• [PROBLEM DESCRIPTION]: Copy out the whole listing exactly as written, leaving the pictures behind.

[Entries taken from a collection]
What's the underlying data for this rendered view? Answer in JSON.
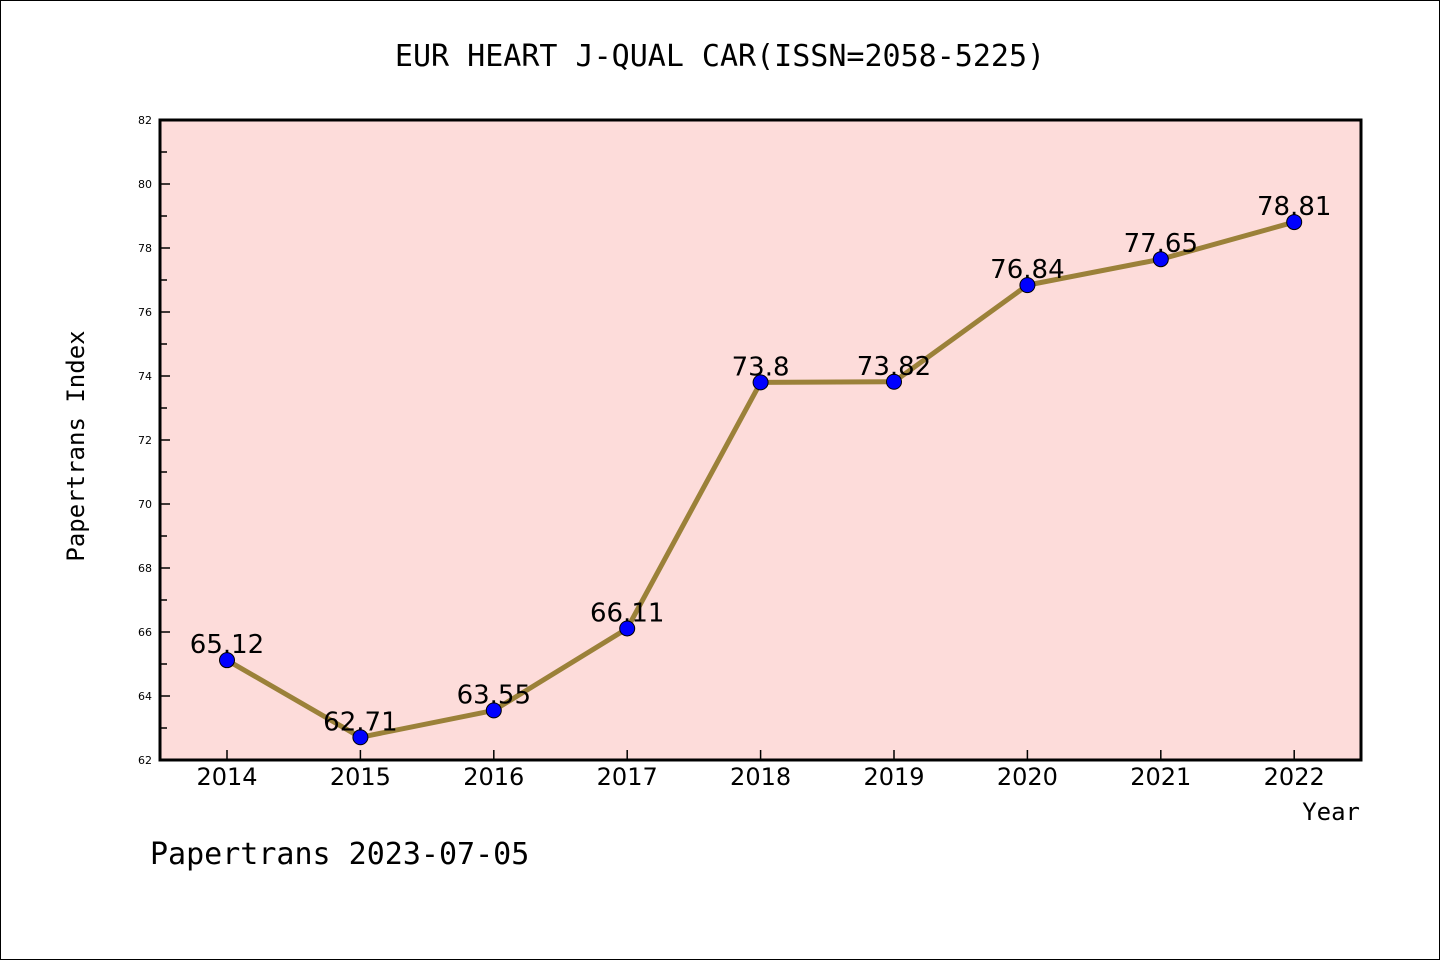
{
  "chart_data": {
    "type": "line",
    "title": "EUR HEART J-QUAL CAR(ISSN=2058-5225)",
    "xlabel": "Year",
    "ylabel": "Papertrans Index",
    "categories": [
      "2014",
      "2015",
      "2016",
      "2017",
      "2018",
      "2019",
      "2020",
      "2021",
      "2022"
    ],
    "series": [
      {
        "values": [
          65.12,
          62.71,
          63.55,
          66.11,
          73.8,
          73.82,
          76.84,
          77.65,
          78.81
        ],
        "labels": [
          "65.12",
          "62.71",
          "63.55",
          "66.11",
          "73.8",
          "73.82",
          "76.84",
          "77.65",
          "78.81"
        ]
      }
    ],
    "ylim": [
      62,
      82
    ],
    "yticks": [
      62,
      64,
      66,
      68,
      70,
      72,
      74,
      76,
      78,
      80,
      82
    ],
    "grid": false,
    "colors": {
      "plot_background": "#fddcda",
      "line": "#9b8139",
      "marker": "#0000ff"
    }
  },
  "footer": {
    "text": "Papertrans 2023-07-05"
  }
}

• [EXERCISE ANSWER]:
What's the underlying data for this rendered view? Answer in JSON.
{
  "chart_data": {
    "type": "line",
    "title": "EUR HEART J-QUAL CAR(ISSN=2058-5225)",
    "xlabel": "Year",
    "ylabel": "Papertrans Index",
    "categories": [
      "2014",
      "2015",
      "2016",
      "2017",
      "2018",
      "2019",
      "2020",
      "2021",
      "2022"
    ],
    "series": [
      {
        "values": [
          65.12,
          62.71,
          63.55,
          66.11,
          73.8,
          73.82,
          76.84,
          77.65,
          78.81
        ],
        "labels": [
          "65.12",
          "62.71",
          "63.55",
          "66.11",
          "73.8",
          "73.82",
          "76.84",
          "77.65",
          "78.81"
        ]
      }
    ],
    "ylim": [
      62,
      82
    ],
    "yticks": [
      62,
      64,
      66,
      68,
      70,
      72,
      74,
      76,
      78,
      80,
      82
    ],
    "grid": false,
    "colors": {
      "plot_background": "#fddcda",
      "line": "#9b8139",
      "marker": "#0000ff"
    }
  },
  "footer": {
    "text": "Papertrans 2023-07-05"
  }
}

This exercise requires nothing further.